State the number of lines with the string "Zamonaviy" in them, and nothing else.
·····
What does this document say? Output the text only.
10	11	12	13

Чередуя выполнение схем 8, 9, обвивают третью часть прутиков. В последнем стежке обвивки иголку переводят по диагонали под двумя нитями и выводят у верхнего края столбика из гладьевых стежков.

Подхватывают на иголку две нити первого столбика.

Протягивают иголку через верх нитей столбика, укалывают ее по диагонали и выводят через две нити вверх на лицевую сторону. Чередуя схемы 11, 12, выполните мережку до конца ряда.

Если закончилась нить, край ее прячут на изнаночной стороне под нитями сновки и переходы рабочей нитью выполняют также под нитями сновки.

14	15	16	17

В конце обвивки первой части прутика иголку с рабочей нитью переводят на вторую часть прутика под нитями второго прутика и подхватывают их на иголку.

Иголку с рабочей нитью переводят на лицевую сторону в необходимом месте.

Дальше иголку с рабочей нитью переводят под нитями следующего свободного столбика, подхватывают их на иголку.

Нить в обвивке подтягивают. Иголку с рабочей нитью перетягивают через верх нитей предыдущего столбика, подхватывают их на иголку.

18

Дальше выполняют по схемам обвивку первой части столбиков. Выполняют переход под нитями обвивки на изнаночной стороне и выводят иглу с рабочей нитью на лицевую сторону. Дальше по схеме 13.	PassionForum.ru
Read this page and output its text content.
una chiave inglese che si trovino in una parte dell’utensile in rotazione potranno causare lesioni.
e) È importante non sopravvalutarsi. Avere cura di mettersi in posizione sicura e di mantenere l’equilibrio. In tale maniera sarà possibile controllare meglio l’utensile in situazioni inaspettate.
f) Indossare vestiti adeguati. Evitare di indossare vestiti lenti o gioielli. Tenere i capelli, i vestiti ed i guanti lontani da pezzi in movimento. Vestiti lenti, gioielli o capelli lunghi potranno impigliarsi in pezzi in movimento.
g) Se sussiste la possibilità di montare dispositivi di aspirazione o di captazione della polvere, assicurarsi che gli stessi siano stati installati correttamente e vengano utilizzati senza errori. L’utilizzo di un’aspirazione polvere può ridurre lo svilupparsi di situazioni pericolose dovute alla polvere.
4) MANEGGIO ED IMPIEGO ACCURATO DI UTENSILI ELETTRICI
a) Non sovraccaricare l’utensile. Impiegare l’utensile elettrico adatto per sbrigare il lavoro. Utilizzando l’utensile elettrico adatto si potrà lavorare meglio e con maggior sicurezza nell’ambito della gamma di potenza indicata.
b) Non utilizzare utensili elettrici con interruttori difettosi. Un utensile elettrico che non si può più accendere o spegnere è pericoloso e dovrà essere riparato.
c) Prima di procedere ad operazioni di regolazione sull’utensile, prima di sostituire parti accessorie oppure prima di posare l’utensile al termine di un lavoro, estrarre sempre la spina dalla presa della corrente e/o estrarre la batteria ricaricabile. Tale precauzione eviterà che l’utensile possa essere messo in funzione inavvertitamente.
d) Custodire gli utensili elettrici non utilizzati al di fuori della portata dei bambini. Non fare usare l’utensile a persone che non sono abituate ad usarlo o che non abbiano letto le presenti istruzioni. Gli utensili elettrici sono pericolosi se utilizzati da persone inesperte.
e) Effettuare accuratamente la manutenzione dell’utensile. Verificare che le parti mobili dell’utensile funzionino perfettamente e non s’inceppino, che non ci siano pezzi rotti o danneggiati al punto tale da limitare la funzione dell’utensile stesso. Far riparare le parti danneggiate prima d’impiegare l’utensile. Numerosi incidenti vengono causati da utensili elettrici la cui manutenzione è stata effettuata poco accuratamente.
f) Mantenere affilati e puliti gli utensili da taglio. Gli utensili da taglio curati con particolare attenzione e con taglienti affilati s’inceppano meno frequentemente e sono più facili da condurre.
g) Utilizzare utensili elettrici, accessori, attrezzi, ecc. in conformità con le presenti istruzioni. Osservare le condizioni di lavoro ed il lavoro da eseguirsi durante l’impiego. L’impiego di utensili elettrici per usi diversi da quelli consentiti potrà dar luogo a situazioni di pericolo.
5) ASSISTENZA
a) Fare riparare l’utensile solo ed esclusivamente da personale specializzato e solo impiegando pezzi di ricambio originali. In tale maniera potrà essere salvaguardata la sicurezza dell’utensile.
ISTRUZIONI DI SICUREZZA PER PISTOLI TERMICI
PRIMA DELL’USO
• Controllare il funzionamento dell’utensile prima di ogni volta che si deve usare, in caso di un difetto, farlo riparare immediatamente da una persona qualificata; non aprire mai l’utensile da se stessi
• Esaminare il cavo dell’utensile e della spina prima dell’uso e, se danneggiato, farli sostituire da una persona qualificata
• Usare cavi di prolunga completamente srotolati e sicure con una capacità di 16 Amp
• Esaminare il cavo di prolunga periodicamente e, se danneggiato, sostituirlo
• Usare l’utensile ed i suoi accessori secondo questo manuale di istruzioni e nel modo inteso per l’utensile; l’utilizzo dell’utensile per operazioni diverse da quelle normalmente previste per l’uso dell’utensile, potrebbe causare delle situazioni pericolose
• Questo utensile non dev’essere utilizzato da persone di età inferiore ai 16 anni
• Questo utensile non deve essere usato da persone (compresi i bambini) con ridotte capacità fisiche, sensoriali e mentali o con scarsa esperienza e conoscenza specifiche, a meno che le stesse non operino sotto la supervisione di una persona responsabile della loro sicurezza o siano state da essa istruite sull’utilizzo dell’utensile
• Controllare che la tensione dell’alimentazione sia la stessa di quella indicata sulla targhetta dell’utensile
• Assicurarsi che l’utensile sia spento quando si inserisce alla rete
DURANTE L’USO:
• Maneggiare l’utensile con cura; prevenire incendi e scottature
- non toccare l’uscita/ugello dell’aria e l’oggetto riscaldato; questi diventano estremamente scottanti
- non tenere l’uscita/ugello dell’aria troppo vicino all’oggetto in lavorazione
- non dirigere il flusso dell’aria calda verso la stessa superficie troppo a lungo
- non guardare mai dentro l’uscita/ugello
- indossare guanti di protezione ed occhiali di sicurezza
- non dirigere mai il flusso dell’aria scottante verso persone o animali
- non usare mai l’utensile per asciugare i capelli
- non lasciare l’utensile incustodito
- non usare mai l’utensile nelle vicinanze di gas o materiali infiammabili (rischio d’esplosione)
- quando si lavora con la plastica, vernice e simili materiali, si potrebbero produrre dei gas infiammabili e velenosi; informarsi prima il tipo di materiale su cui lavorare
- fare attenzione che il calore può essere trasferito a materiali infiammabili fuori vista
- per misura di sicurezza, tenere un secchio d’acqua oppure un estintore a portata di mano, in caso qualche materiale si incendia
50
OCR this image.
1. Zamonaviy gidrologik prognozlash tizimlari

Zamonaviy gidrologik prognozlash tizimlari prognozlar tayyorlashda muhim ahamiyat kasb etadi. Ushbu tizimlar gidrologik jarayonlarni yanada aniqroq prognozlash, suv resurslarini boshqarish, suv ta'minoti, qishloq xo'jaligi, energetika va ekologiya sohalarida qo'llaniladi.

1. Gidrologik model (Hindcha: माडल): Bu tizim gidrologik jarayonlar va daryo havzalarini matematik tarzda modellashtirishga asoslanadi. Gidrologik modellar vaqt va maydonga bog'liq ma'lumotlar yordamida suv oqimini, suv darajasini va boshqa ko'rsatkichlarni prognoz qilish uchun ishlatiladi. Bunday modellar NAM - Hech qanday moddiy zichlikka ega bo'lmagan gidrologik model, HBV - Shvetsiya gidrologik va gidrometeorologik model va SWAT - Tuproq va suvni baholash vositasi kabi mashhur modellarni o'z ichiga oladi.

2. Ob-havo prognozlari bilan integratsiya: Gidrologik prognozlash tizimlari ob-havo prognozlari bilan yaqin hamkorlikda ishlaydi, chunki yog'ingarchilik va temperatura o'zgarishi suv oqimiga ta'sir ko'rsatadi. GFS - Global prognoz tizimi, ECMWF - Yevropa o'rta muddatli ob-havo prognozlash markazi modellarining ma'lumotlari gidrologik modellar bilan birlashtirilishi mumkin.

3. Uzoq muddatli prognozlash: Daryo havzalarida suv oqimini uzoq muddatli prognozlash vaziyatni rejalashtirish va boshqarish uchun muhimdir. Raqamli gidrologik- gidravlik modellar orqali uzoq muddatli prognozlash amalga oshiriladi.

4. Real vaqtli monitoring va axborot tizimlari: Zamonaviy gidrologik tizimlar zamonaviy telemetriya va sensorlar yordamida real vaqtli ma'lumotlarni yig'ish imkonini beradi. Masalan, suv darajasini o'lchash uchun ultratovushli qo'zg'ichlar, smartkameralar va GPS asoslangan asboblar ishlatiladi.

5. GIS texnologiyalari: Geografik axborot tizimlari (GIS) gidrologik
·····
### Answer below
3